Written request: Below are entries to be transcribed exactly; exclude the pictures from the copy.

— begin Material —

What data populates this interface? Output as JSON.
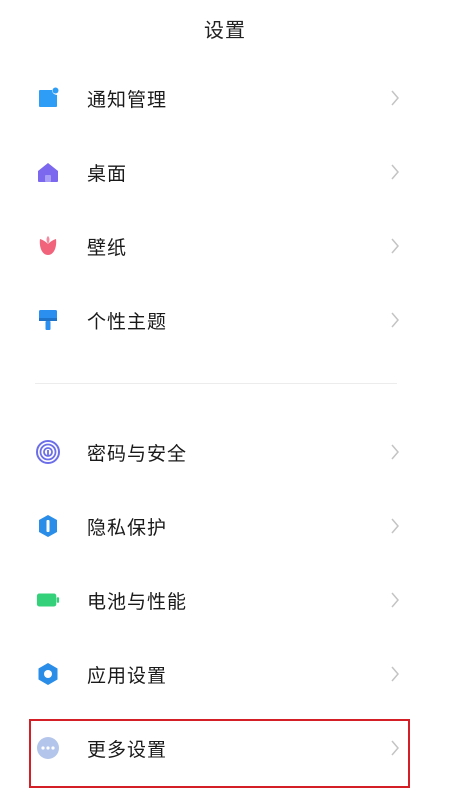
{
  "header": {
    "title": "设置"
  },
  "group1": [
    {
      "label": "通知管理",
      "icon": "notification-icon"
    },
    {
      "label": "桌面",
      "icon": "home-icon"
    },
    {
      "label": "壁纸",
      "icon": "tulip-icon"
    },
    {
      "label": "个性主题",
      "icon": "brush-icon"
    }
  ],
  "group2": [
    {
      "label": "密码与安全",
      "icon": "fingerprint-icon"
    },
    {
      "label": "隐私保护",
      "icon": "privacy-icon"
    },
    {
      "label": "电池与性能",
      "icon": "battery-icon"
    },
    {
      "label": "应用设置",
      "icon": "gear-icon"
    },
    {
      "label": "更多设置",
      "icon": "more-dots-icon"
    }
  ],
  "colors": {
    "notification": "#2e9df5",
    "home": "#7b68ee",
    "tulip": "#f0637a",
    "brush": "#2b8ff0",
    "fingerprint": "#6c6ee8",
    "privacy": "#2a8de8",
    "battery": "#34d07a",
    "gear": "#2a8de8",
    "more": "#b3c5ea",
    "highlight": "#d51f26"
  }
}
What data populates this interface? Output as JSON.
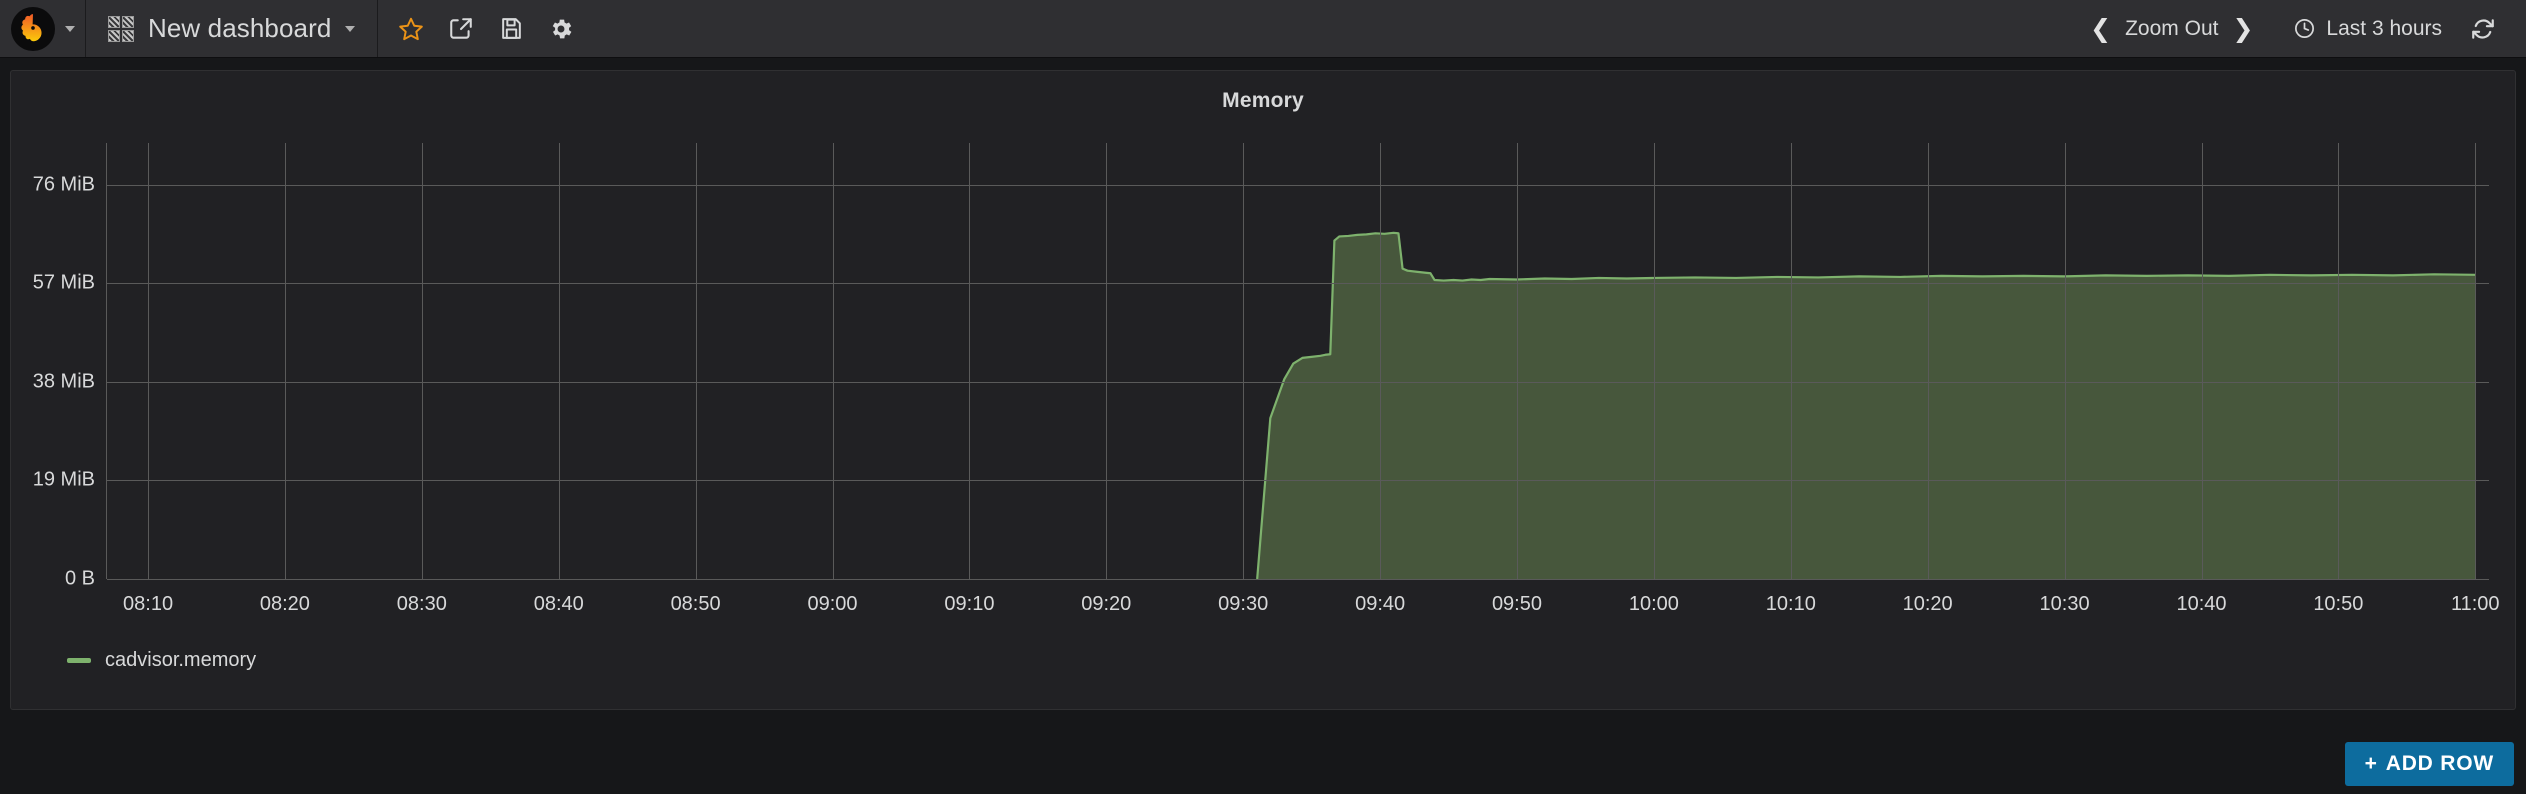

— end Material —

Solution to this task:
What data populates this interface? Output as JSON.
{
  "header": {
    "title": "设置"
  },
  "group1": [
    {
      "label": "通知管理",
      "icon": "notification-icon"
    },
    {
      "label": "桌面",
      "icon": "home-icon"
    },
    {
      "label": "壁纸",
      "icon": "tulip-icon"
    },
    {
      "label": "个性主题",
      "icon": "brush-icon"
    }
  ],
  "group2": [
    {
      "label": "密码与安全",
      "icon": "fingerprint-icon"
    },
    {
      "label": "隐私保护",
      "icon": "privacy-icon"
    },
    {
      "label": "电池与性能",
      "icon": "battery-icon"
    },
    {
      "label": "应用设置",
      "icon": "gear-icon"
    },
    {
      "label": "更多设置",
      "icon": "more-dots-icon"
    }
  ],
  "colors": {
    "notification": "#2e9df5",
    "home": "#7b68ee",
    "tulip": "#f0637a",
    "brush": "#2b8ff0",
    "fingerprint": "#6c6ee8",
    "privacy": "#2a8de8",
    "battery": "#34d07a",
    "gear": "#2a8de8",
    "more": "#b3c5ea",
    "highlight": "#d51f26"
  }
}
What data populates this interface? Output as JSON.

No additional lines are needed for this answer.